>>>

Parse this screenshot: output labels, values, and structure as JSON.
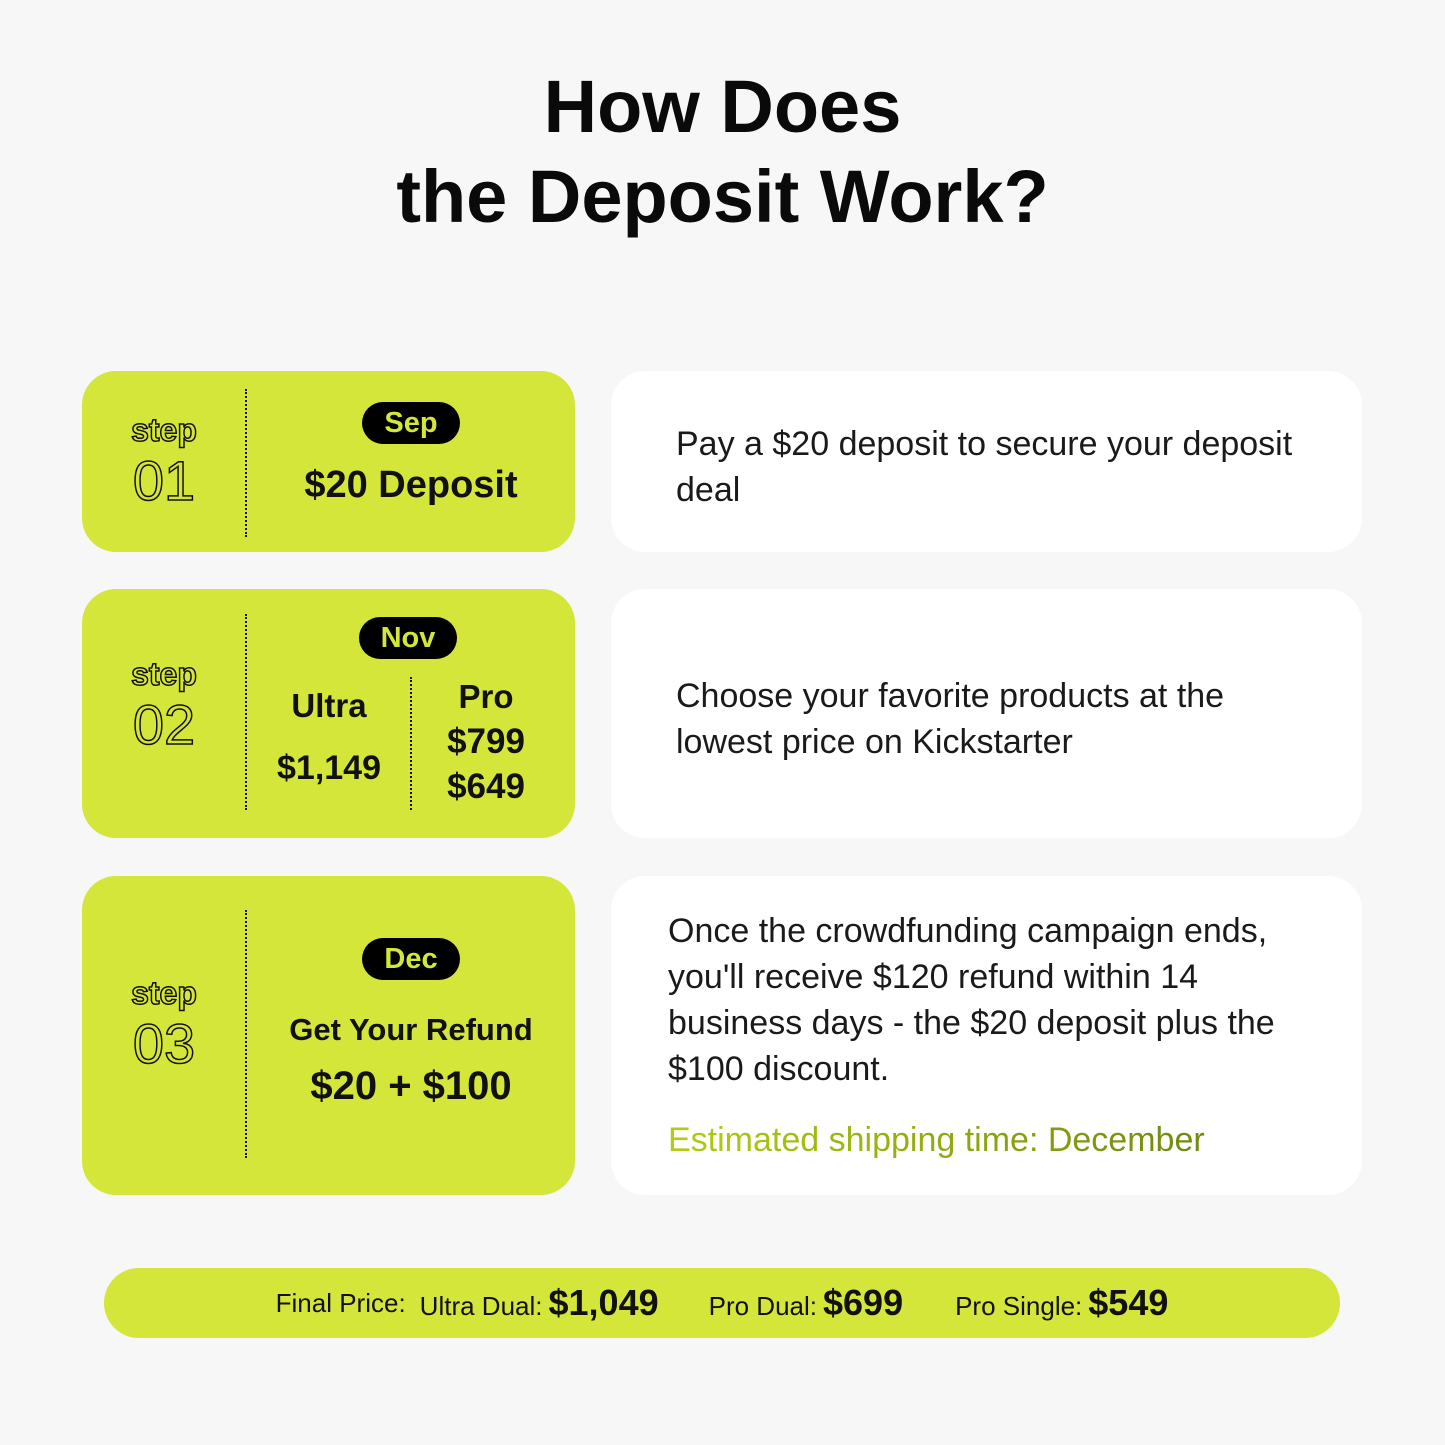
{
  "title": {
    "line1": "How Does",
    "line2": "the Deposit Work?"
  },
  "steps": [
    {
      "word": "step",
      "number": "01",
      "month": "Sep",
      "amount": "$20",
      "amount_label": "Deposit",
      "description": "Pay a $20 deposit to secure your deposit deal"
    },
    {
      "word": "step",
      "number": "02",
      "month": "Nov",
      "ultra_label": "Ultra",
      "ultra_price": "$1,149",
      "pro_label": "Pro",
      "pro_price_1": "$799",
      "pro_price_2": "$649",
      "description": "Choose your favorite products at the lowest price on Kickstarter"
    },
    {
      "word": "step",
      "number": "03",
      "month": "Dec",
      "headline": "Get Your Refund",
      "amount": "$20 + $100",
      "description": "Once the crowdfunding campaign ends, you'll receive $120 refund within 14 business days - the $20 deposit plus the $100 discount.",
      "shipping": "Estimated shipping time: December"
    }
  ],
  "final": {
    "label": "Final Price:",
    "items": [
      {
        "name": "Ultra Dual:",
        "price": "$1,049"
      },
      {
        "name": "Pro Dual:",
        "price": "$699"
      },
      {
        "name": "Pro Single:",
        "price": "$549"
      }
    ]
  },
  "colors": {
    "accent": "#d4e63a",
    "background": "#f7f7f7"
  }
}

<<<

▶ _Written task_
Set out every line from the material that contains the string "description".

▶ _Exercise answer_
      "description": "Pay a $20 deposit to secure your deposit deal"
      "description": "Choose your favorite products at the lowest price on Kickstarter"
      "description": "Once the crowdfunding campaign ends, you'll receive $120 refund within 14 business days - the $20 deposit plus the $100 discount.",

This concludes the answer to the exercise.